EXERCISE PROMPT
Output all entries verbatim. Skip pictures.

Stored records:
[BEGIN]

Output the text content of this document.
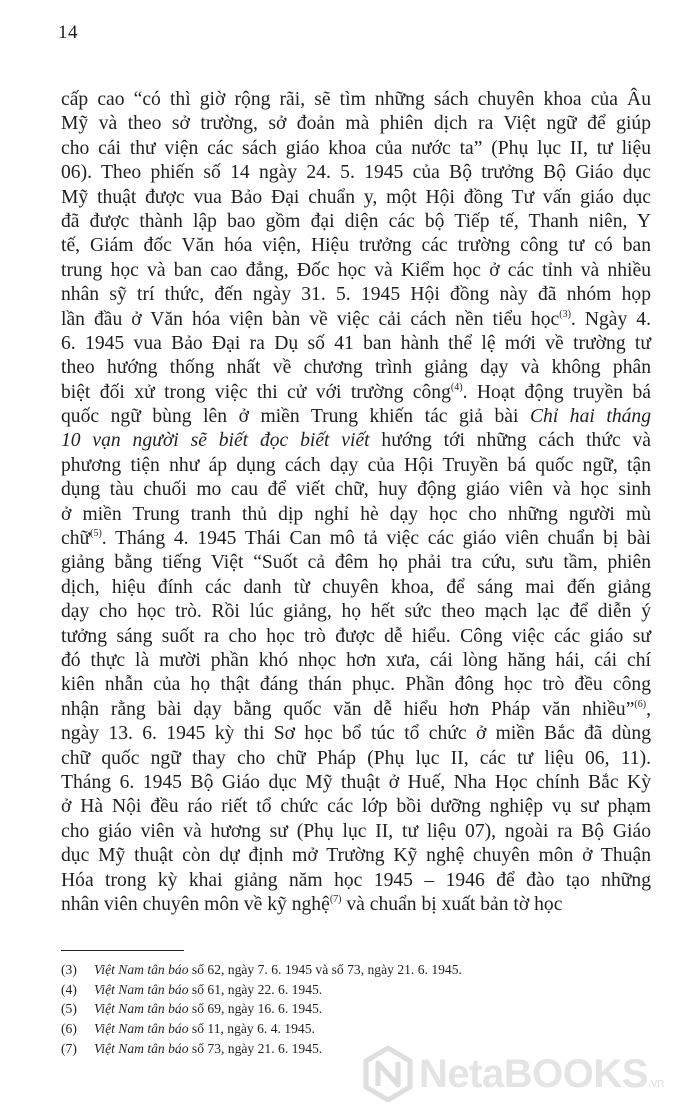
14
cấp cao “có thì giờ rộng rãi, sẽ tìm những sách chuyên khoa của Âu
Mỹ và theo sở trường, sở đoản mà phiên dịch ra Việt ngữ để giúp
cho cái thư viện các sách giáo khoa của nước ta” (Phụ lục II, tư liệu
06). Theo phiến số 14 ngày 24. 5. 1945 của Bộ trưởng Bộ Giáo dục
Mỹ thuật được vua Bảo Đại chuẩn y, một Hội đồng Tư vấn giáo dục
đã được thành lập bao gồm đại diện các bộ Tiếp tế, Thanh niên, Y
tế, Giám đốc Văn hóa viện, Hiệu trưởng các trường công tư có ban
trung học và ban cao đẳng, Đốc học và Kiểm học ở các tỉnh và nhiều
nhân sỹ trí thức, đến ngày 31. 5. 1945 Hội đồng này đã nhóm họp
lần đầu ở Văn hóa viện bàn về việc cải cách nền tiểu học$^{(3)}$. Ngày 4.
6. 1945 vua Bảo Đại ra Dụ số 41 ban hành thể lệ mới về trường tư
theo hướng thống nhất về chương trình giảng dạy và không phân
biệt đối xử trong việc thi cử với trường công$^{(4)}$. Hoạt động truyền bá
quốc ngữ bùng lên ở miền Trung khiến tác giả bài Chỉ hai tháng
10 vạn người sẽ biết đọc biết viết hướng tới những cách thức và
phương tiện như áp dụng cách dạy của Hội Truyền bá quốc ngữ, tận
dụng tàu chuối mo cau để viết chữ, huy động giáo viên và học sinh
ở miền Trung tranh thủ dịp nghỉ hè dạy học cho những người mù
chữ$^{(5)}$. Tháng 4. 1945 Thái Can mô tả việc các giáo viên chuẩn bị bài
giảng bằng tiếng Việt “Suốt cả đêm họ phải tra cứu, sưu tầm, phiên
dịch, hiệu đính các danh từ chuyên khoa, để sáng mai đến giảng
dạy cho học trò. Rồi lúc giảng, họ hết sức theo mạch lạc để diễn ý
tưởng sáng suốt ra cho học trò được dễ hiểu. Công việc các giáo sư
đó thực là mười phần khó nhọc hơn xưa, cái lòng hăng hái, cái chí
kiên nhẫn của họ thật đáng thán phục. Phần đông học trò đều công
nhận rằng bài dạy bằng quốc văn dễ hiểu hơn Pháp văn nhiều”$^{(6)}$,
ngày 13. 6. 1945 kỳ thi Sơ học bổ túc tổ chức ở miền Bắc đã dùng
chữ quốc ngữ thay cho chữ Pháp (Phụ lục II, các tư liệu 06, 11).
Tháng 6. 1945 Bộ Giáo dục Mỹ thuật ở Huế, Nha Học chính Bắc Kỳ
ở Hà Nội đều ráo riết tổ chức các lớp bồi dưỡng nghiệp vụ sư phạm
cho giáo viên và hương sư (Phụ lục II, tư liệu 07), ngoài ra Bộ Giáo
dục Mỹ thuật còn dự định mở Trường Kỹ nghệ chuyên môn ở Thuận
Hóa trong kỳ khai giảng năm học 1945 – 1946 để đào tạo những
nhân viên chuyên môn về kỹ nghệ$^{(7)}$ và chuẩn bị xuất bản tờ học
(3) Việt Nam tân báo số 62, ngày 7. 6. 1945 và số 73, ngày 21. 6. 1945.
(4) Việt Nam tân báo số 61, ngày 22. 6. 1945.
(5) Việt Nam tân báo số 69, ngày 16. 6. 1945.
(6) Việt Nam tân báo số 11, ngày 6. 4. 1945.
(7) Việt Nam tân báo số 73, ngày 21. 6. 1945.
NetaBOOKS.vn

[END]

FULL ANSWER
Output the text content of this document.
14
cấp cao “có thì giờ rộng rãi, sẽ tìm những sách chuyên khoa của Âu
Mỹ và theo sở trường, sở đoản mà phiên dịch ra Việt ngữ để giúp
cho cái thư viện các sách giáo khoa của nước ta” (Phụ lục II, tư liệu
06). Theo phiến số 14 ngày 24. 5. 1945 của Bộ trưởng Bộ Giáo dục
Mỹ thuật được vua Bảo Đại chuẩn y, một Hội đồng Tư vấn giáo dục
đã được thành lập bao gồm đại diện các bộ Tiếp tế, Thanh niên, Y
tế, Giám đốc Văn hóa viện, Hiệu trưởng các trường công tư có ban
trung học và ban cao đẳng, Đốc học và Kiểm học ở các tỉnh và nhiều
nhân sỹ trí thức, đến ngày 31. 5. 1945 Hội đồng này đã nhóm họp
lần đầu ở Văn hóa viện bàn về việc cải cách nền tiểu học$^{(3)}$. Ngày 4.
6. 1945 vua Bảo Đại ra Dụ số 41 ban hành thể lệ mới về trường tư
theo hướng thống nhất về chương trình giảng dạy và không phân
biệt đối xử trong việc thi cử với trường công$^{(4)}$. Hoạt động truyền bá
quốc ngữ bùng lên ở miền Trung khiến tác giả bài Chỉ hai tháng
10 vạn người sẽ biết đọc biết viết hướng tới những cách thức và
phương tiện như áp dụng cách dạy của Hội Truyền bá quốc ngữ, tận
dụng tàu chuối mo cau để viết chữ, huy động giáo viên và học sinh
ở miền Trung tranh thủ dịp nghỉ hè dạy học cho những người mù
chữ$^{(5)}$. Tháng 4. 1945 Thái Can mô tả việc các giáo viên chuẩn bị bài
giảng bằng tiếng Việt “Suốt cả đêm họ phải tra cứu, sưu tầm, phiên
dịch, hiệu đính các danh từ chuyên khoa, để sáng mai đến giảng
dạy cho học trò. Rồi lúc giảng, họ hết sức theo mạch lạc để diễn ý
tưởng sáng suốt ra cho học trò được dễ hiểu. Công việc các giáo sư
đó thực là mười phần khó nhọc hơn xưa, cái lòng hăng hái, cái chí
kiên nhẫn của họ thật đáng thán phục. Phần đông học trò đều công
nhận rằng bài dạy bằng quốc văn dễ hiểu hơn Pháp văn nhiều”$^{(6)}$,
ngày 13. 6. 1945 kỳ thi Sơ học bổ túc tổ chức ở miền Bắc đã dùng
chữ quốc ngữ thay cho chữ Pháp (Phụ lục II, các tư liệu 06, 11).
Tháng 6. 1945 Bộ Giáo dục Mỹ thuật ở Huế, Nha Học chính Bắc Kỳ
ở Hà Nội đều ráo riết tổ chức các lớp bồi dưỡng nghiệp vụ sư phạm
cho giáo viên và hương sư (Phụ lục II, tư liệu 07), ngoài ra Bộ Giáo
dục Mỹ thuật còn dự định mở Trường Kỹ nghệ chuyên môn ở Thuận
Hóa trong kỳ khai giảng năm học 1945 – 1946 để đào tạo những
nhân viên chuyên môn về kỹ nghệ$^{(7)}$ và chuẩn bị xuất bản tờ học
(3) Việt Nam tân báo số 62, ngày 7. 6. 1945 và số 73, ngày 21. 6. 1945.
(4) Việt Nam tân báo số 61, ngày 22. 6. 1945.
(5) Việt Nam tân báo số 69, ngày 16. 6. 1945.
(6) Việt Nam tân báo số 11, ngày 6. 4. 1945.
(7) Việt Nam tân báo số 73, ngày 21. 6. 1945.
NetaBOOKS.vn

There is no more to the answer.